» Passage shown:
So...putting your lens cap on might cause it to not be able to AF without taking the lens off and on?

Yeah, that's something that shouldn't have made it past QC testing.


----------



## trulandphoto (Aug 8, 2012)

preppyak said:


> So...putting your lens cap on might cause it to not be able to AF without taking the lens off and on?
> 
> Yeah, that's something that shouldn't have made it past QC testing.



True. It's happened to me putting the lens cap back on. It's not hard to get in the practice of retracting the lens first, though. And you don't have to remove the lens just rotate it a bit and re lock it.

I stil love the lens.


----------



## Jarques (Aug 8, 2012)

Yeah I've had this happen to me multiple times, I usually detach and reattach the lens to fix it. Very annoying.

Still a fantastic lens though.


----------



## Dylan777 (Aug 8, 2012)

This is why I patiencly wait for GOOD copy of new 24-70 V2.


----------



## lol (Aug 8, 2012)

At least it is a firmware download to fix it. Wasn't the firmware update for the new great whites a return to factory job?

» Exercise task 1:
Retype the stretch of the lens thread from "True. It's happened" through "it. Very annoying.".
» Exercise task 2:
Extend the forum thread about the lens past its last post.
The material that comes next has nothing to do with the lens thread.

» Given data:
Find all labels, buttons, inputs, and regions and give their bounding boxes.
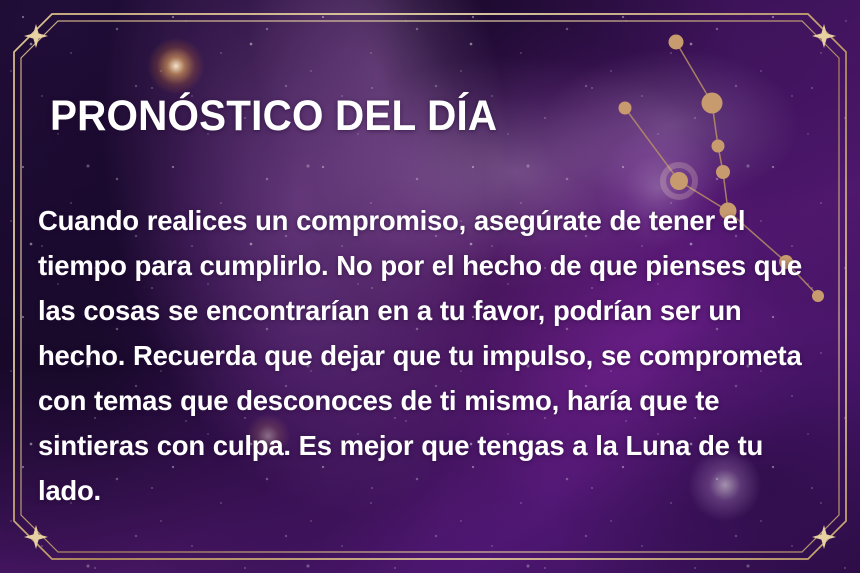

» Written answer 1:
True. It's happened to me putting the lens cap back on. It's not hard to get in the practice of retracting the lens first, though. And you don't have to remove the lens just rotate it a bit and re lock it.

I stil love the lens.


----------



## Jarques (Aug 8, 2012)

Yeah I've had this happen to me multiple times, I usually detach and reattach the lens to fix it. Very annoying.

» Written answer 2:
----------



## neuroanatomist (Aug 8, 2012)

lol said:


> At least it is a firmware download to fix it. Wasn't the firmware update for the new great whites a return to factory job?



Yes, but in this case it might be camera firmware updates, not lens firmware. We'll see...


----------



## lol (Aug 8, 2012)

Good point, but at the risk of getting too far ahead of ourselves, would they update old bodies too if that were the case?


----------



## Viggo (Aug 8, 2012)

I think this is ridicolous..... I really do..


----------



## peederj (Aug 8, 2012)

At this price I would think Canon would move heaven and earth to make it a field-upgrade via the body firmware. Factory re-work and reshipment of the thousands of those $199 lenses out there now would nuke their profits.

Of course that means new firmware for all the EF bodies, no? Which means the potential of magic lantern as well I'd think. (Evil cackle) ;D

I do like the lens although I still hate focus-by-wire.


----------



## Etienne (Aug 9, 2012)

When was the last time Canon put out a glitch-free product?


----------



## Zlatko (Aug 9, 2012)

trulandphoto said:


> I stil love the lens.


Me too! It's one of my favorite lenses.


----------



## Phenix205 (Aug 9, 2012)

Etienne said:


> When was the last time Canon put out a glitch-free product?


When was the last time anyone else put out a glitch-free product?


----------



## c.d.embrey (Aug 9, 2012)

Maybe it should be called the Shorty Mc*Shorty*, 'cause it's electronics easily *short-out*.


----------



## tron (Aug 9, 2012)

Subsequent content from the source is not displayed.